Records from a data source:
====

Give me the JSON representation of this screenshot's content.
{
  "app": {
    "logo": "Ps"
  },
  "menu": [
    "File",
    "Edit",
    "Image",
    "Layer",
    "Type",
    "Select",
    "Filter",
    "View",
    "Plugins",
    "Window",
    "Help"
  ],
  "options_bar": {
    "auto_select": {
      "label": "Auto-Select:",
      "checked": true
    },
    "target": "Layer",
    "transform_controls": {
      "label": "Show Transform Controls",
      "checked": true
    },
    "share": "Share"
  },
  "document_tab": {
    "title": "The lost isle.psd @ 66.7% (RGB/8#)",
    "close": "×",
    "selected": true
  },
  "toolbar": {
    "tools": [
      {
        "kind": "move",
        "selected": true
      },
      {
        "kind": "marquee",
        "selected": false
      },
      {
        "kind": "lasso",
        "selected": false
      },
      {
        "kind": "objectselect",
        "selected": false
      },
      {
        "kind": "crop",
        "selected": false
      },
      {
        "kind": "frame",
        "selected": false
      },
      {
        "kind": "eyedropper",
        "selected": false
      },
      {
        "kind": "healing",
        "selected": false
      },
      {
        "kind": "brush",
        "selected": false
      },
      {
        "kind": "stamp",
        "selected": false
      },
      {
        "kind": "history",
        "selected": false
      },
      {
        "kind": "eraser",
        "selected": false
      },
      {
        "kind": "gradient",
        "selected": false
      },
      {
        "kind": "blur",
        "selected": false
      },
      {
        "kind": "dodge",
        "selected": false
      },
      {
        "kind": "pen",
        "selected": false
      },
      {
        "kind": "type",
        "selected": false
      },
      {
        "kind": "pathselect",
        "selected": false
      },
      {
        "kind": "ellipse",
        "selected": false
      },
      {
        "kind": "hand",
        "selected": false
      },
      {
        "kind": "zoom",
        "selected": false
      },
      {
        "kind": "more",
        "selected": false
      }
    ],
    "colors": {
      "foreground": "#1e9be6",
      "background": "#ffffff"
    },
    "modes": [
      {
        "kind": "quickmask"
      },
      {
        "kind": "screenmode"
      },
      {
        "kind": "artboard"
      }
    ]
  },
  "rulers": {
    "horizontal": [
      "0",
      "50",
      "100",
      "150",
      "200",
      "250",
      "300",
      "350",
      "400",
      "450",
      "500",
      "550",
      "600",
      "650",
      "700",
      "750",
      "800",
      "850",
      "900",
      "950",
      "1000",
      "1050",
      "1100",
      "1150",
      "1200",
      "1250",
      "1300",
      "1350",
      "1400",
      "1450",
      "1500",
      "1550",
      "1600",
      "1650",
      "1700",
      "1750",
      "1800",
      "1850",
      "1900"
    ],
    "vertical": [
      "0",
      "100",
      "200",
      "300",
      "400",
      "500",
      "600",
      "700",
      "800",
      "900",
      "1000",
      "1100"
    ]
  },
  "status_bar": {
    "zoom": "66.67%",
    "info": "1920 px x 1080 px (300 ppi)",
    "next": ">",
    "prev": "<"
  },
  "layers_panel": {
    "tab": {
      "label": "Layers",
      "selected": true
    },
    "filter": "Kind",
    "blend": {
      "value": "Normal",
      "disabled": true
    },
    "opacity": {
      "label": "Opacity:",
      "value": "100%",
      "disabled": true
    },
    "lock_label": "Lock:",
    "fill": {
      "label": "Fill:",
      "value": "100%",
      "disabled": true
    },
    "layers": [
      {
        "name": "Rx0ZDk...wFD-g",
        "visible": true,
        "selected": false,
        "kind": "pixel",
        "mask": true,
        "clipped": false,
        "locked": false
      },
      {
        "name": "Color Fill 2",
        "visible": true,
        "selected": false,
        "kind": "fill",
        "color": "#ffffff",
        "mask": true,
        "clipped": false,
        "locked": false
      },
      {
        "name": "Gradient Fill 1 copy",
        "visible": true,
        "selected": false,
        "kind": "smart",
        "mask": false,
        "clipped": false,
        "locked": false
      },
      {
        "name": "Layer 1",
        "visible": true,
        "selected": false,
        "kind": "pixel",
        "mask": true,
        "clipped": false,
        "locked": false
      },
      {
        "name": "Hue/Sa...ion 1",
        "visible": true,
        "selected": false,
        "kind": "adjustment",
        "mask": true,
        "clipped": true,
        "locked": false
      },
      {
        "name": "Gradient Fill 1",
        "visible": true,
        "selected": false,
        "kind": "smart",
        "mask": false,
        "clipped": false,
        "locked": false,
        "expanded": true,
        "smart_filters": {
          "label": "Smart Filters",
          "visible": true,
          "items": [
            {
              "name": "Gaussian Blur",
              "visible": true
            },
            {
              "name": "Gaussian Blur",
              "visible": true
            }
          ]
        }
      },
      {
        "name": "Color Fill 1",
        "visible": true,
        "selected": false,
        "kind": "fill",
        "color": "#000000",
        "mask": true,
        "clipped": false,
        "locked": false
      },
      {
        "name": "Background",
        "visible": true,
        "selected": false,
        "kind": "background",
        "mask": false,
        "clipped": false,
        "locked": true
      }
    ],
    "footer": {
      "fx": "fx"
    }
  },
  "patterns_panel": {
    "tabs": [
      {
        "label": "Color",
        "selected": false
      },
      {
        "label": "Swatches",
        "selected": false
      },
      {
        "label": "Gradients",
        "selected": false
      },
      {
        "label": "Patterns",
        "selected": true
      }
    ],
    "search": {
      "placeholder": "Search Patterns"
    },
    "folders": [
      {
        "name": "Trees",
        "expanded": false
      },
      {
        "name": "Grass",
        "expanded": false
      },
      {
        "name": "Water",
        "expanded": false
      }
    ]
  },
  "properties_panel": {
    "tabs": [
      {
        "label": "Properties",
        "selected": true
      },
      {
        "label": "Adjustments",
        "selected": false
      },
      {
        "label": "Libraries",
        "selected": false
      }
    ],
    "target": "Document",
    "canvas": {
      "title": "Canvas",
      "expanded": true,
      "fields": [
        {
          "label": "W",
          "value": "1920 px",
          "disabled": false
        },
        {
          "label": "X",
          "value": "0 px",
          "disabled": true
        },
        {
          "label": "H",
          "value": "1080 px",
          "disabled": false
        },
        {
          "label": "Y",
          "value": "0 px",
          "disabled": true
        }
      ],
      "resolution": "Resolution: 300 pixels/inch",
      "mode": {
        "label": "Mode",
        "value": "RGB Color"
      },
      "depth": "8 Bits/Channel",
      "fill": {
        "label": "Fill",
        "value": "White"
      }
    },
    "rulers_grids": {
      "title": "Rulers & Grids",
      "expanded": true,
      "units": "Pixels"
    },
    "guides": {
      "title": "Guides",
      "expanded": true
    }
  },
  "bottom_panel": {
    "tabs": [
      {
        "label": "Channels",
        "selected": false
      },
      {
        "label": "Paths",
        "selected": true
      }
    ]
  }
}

====

* **Exercise details**
Output the complete data exactly as written.

* **Output for this task**
Give me the JSON representation of this screenshot's content.
{
  "app": {
    "logo": "Ps"
  },
  "menu": [
    "File",
    "Edit",
    "Image",
    "Layer",
    "Type",
    "Select",
    "Filter",
    "View",
    "Plugins",
    "Window",
    "Help"
  ],
  "options_bar": {
    "auto_select": {
      "label": "Auto-Select:",
      "checked": true
    },
    "target": "Layer",
    "transform_controls": {
      "label": "Show Transform Controls",
      "checked": true
    },
    "share": "Share"
  },
  "document_tab": {
    "title": "The lost isle.psd @ 66.7% (RGB/8#)",
    "close": "×",
    "selected": true
  },
  "toolbar": {
    "tools": [
      {
        "kind": "move",
        "selected": true
      },
      {
        "kind": "marquee",
        "selected": false
      },
      {
        "kind": "lasso",
        "selected": false
      },
      {
        "kind": "objectselect",
        "selected": false
      },
      {
        "kind": "crop",
        "selected": false
      },
      {
        "kind": "frame",
        "selected": false
      },
      {
        "kind": "eyedropper",
        "selected": false
      },
      {
        "kind": "healing",
        "selected": false
      },
      {
        "kind": "brush",
        "selected": false
      },
      {
        "kind": "stamp",
        "selected": false
      },
      {
        "kind": "history",
        "selected": false
      },
      {
        "kind": "eraser",
        "selected": false
      },
      {
        "kind": "gradient",
        "selected": false
      },
      {
        "kind": "blur",
        "selected": false
      },
      {
        "kind": "dodge",
        "selected": false
      },
      {
        "kind": "pen",
        "selected": false
      },
      {
        "kind": "type",
        "selected": false
      },
      {
        "kind": "pathselect",
        "selected": false
      },
      {
        "kind": "ellipse",
        "selected": false
      },
      {
        "kind": "hand",
        "selected": false
      },
      {
        "kind": "zoom",
        "selected": false
      },
      {
        "kind": "more",
        "selected": false
      }
    ],
    "colors": {
      "foreground": "#1e9be6",
      "background": "#ffffff"
    },
    "modes": [
      {
        "kind": "quickmask"
      },
      {
        "kind": "screenmode"
      },
      {
        "kind": "artboard"
      }
    ]
  },
  "rulers": {
    "horizontal": [
      "0",
      "50",
      "100",
      "150",
      "200",
      "250",
      "300",
      "350",
      "400",
      "450",
      "500",
      "550",
      "600",
      "650",
      "700",
      "750",
      "800",
      "850",
      "900",
      "950",
      "1000",
      "1050",
      "1100",
      "1150",
      "1200",
      "1250",
      "1300",
      "1350",
      "1400",
      "1450",
      "1500",
      "1550",
      "1600",
      "1650",
      "1700",
      "1750",
      "1800",
      "1850",
      "1900"
    ],
    "vertical": [
      "0",
      "100",
      "200",
      "300",
      "400",
      "500",
      "600",
      "700",
      "800",
      "900",
      "1000",
      "1100"
    ]
  },
  "status_bar": {
    "zoom": "66.67%",
    "info": "1920 px x 1080 px (300 ppi)",
    "next": ">",
    "prev": "<"
  },
  "layers_panel": {
    "tab": {
      "label": "Layers",
      "selected": true
    },
    "filter": "Kind",
    "blend": {
      "value": "Normal",
      "disabled": true
    },
    "opacity": {
      "label": "Opacity:",
      "value": "100%",
      "disabled": true
    },
    "lock_label": "Lock:",
    "fill": {
      "label": "Fill:",
      "value": "100%",
      "disabled": true
    },
    "layers": [
      {
        "name": "Rx0ZDk...wFD-g",
        "visible": true,
        "selected": false,
        "kind": "pixel",
        "mask": true,
        "clipped": false,
        "locked": false
      },
      {
        "name": "Color Fill 2",
        "visible": true,
        "selected": false,
        "kind": "fill",
        "color": "#ffffff",
        "mask": true,
        "clipped": false,
        "locked": false
      },
      {
        "name": "Gradient Fill 1 copy",
        "visible": true,
        "selected": false,
        "kind": "smart",
        "mask": false,
        "clipped": false,
        "locked": false
      },
      {
        "name": "Layer 1",
        "visible": true,
        "selected": false,
        "kind": "pixel",
        "mask": true,
        "clipped": false,
        "locked": false
      },
      {
        "name": "Hue/Sa...ion 1",
        "visible": true,
        "selected": false,
        "kind": "adjustment",
        "mask": true,
        "clipped": true,
        "locked": false
      },
      {
        "name": "Gradient Fill 1",
        "visible": true,
        "selected": false,
        "kind": "smart",
        "mask": false,
        "clipped": false,
        "locked": false,
        "expanded": true,
        "smart_filters": {
          "label": "Smart Filters",
          "visible": true,
          "items": [
            {
              "name": "Gaussian Blur",
              "visible": true
            },
            {
              "name": "Gaussian Blur",
              "visible": true
            }
          ]
        }
      },
      {
        "name": "Color Fill 1",
        "visible": true,
        "selected": false,
        "kind": "fill",
        "color": "#000000",
        "mask": true,
        "clipped": false,
        "locked": false
      },
      {
        "name": "Background",
        "visible": true,
        "selected": false,
        "kind": "background",
        "mask": false,
        "clipped": false,
        "locked": true
      }
    ],
    "footer": {
      "fx": "fx"
    }
  },
  "patterns_panel": {
    "tabs": [
      {
        "label": "Color",
        "selected": false
      },
      {
        "label": "Swatches",
        "selected": false
      },
      {
        "label": "Gradients",
        "selected": false
      },
      {
        "label": "Patterns",
        "selected": true
      }
    ],
    "search": {
      "placeholder": "Search Patterns"
    },
    "folders": [
      {
        "name": "Trees",
        "expanded": false
      },
      {
        "name": "Grass",
        "expanded": false
      },
      {
        "name": "Water",
        "expanded": false
      }
    ]
  },
  "properties_panel": {
    "tabs": [
      {
        "label": "Properties",
        "selected": true
      },
      {
        "label": "Adjustments",
        "selected": false
      },
      {
        "label": "Libraries",
        "selected": false
      }
    ],
    "target": "Document",
    "canvas": {
      "title": "Canvas",
      "expanded": true,
      "fields": [
        {
          "label": "W",
          "value": "1920 px",
          "disabled": false
        },
        {
          "label": "X",
          "value": "0 px",
          "disabled": true
        },
        {
          "label": "H",
          "value": "1080 px",
          "disabled": false
        },
        {
          "label": "Y",
          "value": "0 px",
          "disabled": true
        }
      ],
      "resolution": "Resolution: 300 pixels/inch",
      "mode": {
        "label": "Mode",
        "value": "RGB Color"
      },
      "depth": "8 Bits/Channel",
      "fill": {
        "label": "Fill",
        "value": "White"
      }
    },
    "rulers_grids": {
      "title": "Rulers & Grids",
      "expanded": true,
      "units": "Pixels"
    },
    "guides": {
      "title": "Guides",
      "expanded": true
    }
  },
  "bottom_panel": {
    "tabs": [
      {
        "label": "Channels",
        "selected": false
      },
      {
        "label": "Paths",
        "selected": true
      }
    ]
  }
}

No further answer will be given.